**Data rows:**
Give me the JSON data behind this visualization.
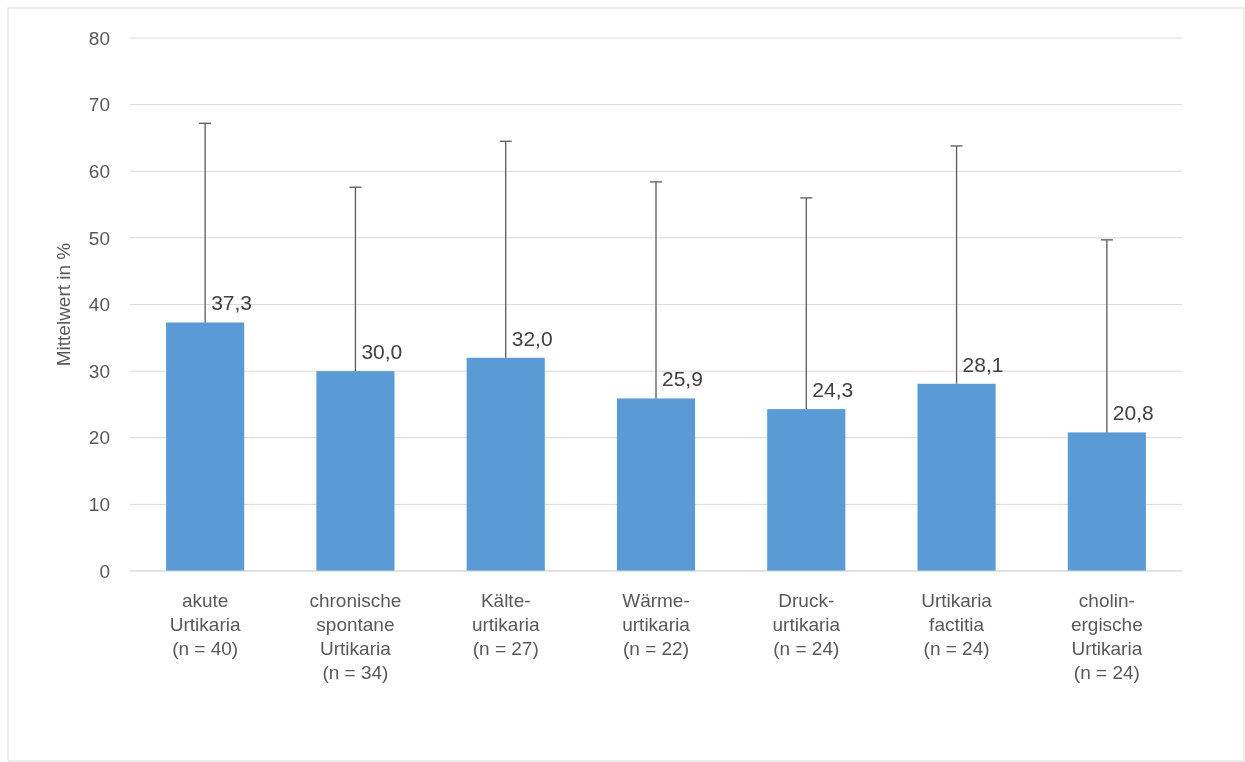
{
  "chart_data": {
    "type": "bar",
    "ylabel": "Mittelwert in %",
    "categories": [
      "akute\nUrtikaria\n(n = 40)",
      "chronische\nspontane\nUrtikaria\n(n = 34)",
      "Kälte-\nurtikaria\n(n = 27)",
      "Wärme-\nurtikaria\n(n = 22)",
      "Druck-\nurtikaria\n(n = 24)",
      "Urtikaria\nfactitia\n(n = 24)",
      "cholin-\nergische\nUrtikaria\n(n = 24)"
    ],
    "values": [
      37.3,
      30.0,
      32.0,
      25.9,
      24.3,
      28.1,
      20.8
    ],
    "value_labels": [
      "37,3",
      "30,0",
      "32,0",
      "25,9",
      "24,3",
      "28,1",
      "20,8"
    ],
    "errors": [
      [
        37.3,
        67.2
      ],
      [
        30.0,
        57.6
      ],
      [
        32.0,
        64.5
      ],
      [
        25.9,
        58.4
      ],
      [
        24.3,
        56.0
      ],
      [
        28.1,
        63.8
      ],
      [
        20.8,
        49.7
      ]
    ],
    "color": "#5b9bd5",
    "ylim": [
      0,
      80
    ],
    "yticks": [
      0,
      10,
      20,
      30,
      40,
      50,
      60,
      70,
      80
    ],
    "grid": "y"
  }
}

**What the task requires:**
Output the data exactly. Pictures don't belong in the result.

**Full response:**
Give me the JSON data behind this visualization.
{
  "chart_data": {
    "type": "bar",
    "ylabel": "Mittelwert in %",
    "categories": [
      "akute\nUrtikaria\n(n = 40)",
      "chronische\nspontane\nUrtikaria\n(n = 34)",
      "Kälte-\nurtikaria\n(n = 27)",
      "Wärme-\nurtikaria\n(n = 22)",
      "Druck-\nurtikaria\n(n = 24)",
      "Urtikaria\nfactitia\n(n = 24)",
      "cholin-\nergische\nUrtikaria\n(n = 24)"
    ],
    "values": [
      37.3,
      30.0,
      32.0,
      25.9,
      24.3,
      28.1,
      20.8
    ],
    "value_labels": [
      "37,3",
      "30,0",
      "32,0",
      "25,9",
      "24,3",
      "28,1",
      "20,8"
    ],
    "errors": [
      [
        37.3,
        67.2
      ],
      [
        30.0,
        57.6
      ],
      [
        32.0,
        64.5
      ],
      [
        25.9,
        58.4
      ],
      [
        24.3,
        56.0
      ],
      [
        28.1,
        63.8
      ],
      [
        20.8,
        49.7
      ]
    ],
    "color": "#5b9bd5",
    "ylim": [
      0,
      80
    ],
    "yticks": [
      0,
      10,
      20,
      30,
      40,
      50,
      60,
      70,
      80
    ],
    "grid": "y"
  }
}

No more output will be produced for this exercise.